Data excerpts
— BEGIN —
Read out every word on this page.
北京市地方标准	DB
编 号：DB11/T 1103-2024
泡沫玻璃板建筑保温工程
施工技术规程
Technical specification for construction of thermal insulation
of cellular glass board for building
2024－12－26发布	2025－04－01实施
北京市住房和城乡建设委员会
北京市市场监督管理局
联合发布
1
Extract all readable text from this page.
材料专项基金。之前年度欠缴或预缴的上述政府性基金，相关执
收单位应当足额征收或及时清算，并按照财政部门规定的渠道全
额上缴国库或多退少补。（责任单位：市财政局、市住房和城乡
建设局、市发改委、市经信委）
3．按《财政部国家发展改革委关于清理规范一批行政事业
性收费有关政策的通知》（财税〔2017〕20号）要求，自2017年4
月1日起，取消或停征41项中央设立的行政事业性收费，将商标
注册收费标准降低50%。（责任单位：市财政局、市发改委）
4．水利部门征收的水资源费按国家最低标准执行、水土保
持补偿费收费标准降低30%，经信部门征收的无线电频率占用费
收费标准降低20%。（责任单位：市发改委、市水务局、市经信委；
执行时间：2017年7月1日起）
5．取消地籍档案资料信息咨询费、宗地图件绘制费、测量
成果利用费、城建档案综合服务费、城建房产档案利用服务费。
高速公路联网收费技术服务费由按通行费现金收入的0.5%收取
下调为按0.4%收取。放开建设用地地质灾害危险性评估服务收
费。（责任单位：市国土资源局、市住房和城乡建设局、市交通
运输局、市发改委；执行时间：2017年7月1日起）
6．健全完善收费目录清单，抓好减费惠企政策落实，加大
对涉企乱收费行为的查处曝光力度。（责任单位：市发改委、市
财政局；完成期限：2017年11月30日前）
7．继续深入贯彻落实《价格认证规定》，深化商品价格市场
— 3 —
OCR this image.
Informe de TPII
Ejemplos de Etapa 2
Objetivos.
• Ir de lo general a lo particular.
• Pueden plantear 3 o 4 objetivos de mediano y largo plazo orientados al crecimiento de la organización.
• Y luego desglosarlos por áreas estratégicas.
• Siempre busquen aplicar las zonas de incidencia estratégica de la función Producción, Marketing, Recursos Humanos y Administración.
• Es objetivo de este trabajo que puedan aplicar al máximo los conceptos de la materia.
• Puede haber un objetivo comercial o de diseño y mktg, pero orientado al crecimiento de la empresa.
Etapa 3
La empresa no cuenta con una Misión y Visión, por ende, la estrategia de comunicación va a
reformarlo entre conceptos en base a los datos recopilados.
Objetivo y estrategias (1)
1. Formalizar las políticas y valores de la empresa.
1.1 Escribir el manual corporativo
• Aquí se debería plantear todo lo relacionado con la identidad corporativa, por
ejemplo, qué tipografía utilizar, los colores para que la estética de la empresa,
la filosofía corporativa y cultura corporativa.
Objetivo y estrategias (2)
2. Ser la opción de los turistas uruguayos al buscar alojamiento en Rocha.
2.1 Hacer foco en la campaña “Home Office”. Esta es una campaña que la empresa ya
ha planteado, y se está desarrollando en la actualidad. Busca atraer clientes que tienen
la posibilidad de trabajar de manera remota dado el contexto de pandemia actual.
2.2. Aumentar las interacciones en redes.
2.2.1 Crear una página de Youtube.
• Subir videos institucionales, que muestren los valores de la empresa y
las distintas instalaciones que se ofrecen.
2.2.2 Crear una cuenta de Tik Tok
— END —
_Goal of the exercise:_ Find all the lines containing "estrategias" in the material, then copy them.

_Task solution:_
Objetivo y estrategias (1)
Objetivo y estrategias (2)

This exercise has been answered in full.